[Begin INFORMATION SUPPLIED]
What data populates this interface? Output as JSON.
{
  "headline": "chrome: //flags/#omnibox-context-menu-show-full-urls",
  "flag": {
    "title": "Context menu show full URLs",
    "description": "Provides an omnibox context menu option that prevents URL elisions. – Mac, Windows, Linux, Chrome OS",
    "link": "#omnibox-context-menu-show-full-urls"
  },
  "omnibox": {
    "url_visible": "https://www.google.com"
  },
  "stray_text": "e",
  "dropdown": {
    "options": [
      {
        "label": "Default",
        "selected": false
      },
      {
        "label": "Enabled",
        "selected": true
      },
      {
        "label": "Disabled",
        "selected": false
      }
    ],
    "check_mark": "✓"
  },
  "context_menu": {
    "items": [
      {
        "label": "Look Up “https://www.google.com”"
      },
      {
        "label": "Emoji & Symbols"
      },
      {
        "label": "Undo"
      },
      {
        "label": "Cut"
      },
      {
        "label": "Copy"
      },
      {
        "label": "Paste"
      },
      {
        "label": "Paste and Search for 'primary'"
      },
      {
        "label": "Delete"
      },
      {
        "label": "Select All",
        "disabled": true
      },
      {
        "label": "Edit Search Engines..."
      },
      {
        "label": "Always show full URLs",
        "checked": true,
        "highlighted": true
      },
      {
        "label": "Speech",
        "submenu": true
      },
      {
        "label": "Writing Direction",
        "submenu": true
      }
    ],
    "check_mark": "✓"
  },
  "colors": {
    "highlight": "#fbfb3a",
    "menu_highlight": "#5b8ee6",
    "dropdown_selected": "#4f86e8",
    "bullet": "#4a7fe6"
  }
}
[End INFORMATION SUPPLIED]
[Begin INFORMATION SUPPLIED]
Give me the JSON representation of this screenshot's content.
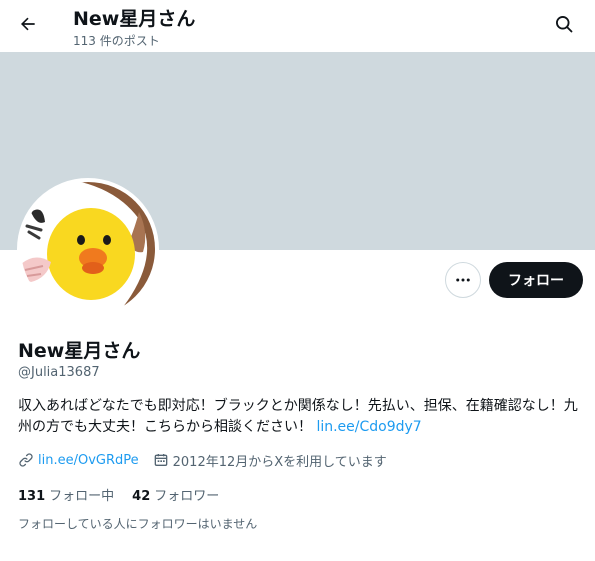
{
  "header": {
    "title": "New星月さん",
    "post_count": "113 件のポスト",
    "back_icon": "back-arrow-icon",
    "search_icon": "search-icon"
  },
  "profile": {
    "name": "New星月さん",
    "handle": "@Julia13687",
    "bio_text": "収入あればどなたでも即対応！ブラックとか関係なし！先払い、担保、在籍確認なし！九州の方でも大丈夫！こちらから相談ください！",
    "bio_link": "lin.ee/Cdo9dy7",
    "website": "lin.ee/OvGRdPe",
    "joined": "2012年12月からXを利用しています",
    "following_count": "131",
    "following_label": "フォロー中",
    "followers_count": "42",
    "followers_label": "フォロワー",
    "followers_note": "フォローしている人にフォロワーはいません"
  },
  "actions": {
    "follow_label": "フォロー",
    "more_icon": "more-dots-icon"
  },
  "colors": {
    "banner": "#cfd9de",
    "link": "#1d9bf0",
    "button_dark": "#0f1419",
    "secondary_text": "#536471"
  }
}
[End INFORMATION SUPPLIED]
Report all lines of the data above that include the string "full".

  "headline": "chrome: //flags/#omnibox-context-menu-show-full-urls",
    "title": "Context menu show full URLs",
    "link": "#omnibox-context-menu-show-full-urls"
        "label": "Always show full URLs",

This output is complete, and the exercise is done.